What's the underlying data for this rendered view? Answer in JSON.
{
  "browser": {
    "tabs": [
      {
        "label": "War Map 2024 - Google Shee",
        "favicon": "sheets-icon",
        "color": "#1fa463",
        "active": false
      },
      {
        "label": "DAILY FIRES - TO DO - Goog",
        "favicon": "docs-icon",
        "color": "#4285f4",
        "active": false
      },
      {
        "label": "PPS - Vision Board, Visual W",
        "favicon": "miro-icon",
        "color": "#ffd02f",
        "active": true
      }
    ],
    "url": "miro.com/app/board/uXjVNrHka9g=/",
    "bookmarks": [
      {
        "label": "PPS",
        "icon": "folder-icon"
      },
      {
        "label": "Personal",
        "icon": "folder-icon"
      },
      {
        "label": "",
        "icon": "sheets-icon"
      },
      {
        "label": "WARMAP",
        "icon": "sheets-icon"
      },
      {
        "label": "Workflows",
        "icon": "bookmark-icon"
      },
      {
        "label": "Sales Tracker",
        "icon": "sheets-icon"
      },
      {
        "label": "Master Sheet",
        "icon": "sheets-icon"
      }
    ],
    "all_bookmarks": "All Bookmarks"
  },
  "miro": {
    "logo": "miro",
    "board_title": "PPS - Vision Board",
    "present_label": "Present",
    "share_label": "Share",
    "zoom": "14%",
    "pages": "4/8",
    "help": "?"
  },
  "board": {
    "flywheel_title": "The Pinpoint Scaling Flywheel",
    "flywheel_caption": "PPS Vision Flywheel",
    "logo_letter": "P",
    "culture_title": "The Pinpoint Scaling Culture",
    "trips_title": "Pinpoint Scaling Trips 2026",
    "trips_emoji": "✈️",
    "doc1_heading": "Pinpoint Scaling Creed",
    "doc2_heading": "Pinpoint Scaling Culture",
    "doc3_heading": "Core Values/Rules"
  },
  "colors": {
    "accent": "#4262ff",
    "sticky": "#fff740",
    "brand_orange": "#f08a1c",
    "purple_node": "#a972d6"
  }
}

- TASK DIRECTIONS
Among the entries above, how many lines include the word "Pinpoint"? Reply with the number only.

- TASK RESPONSE
5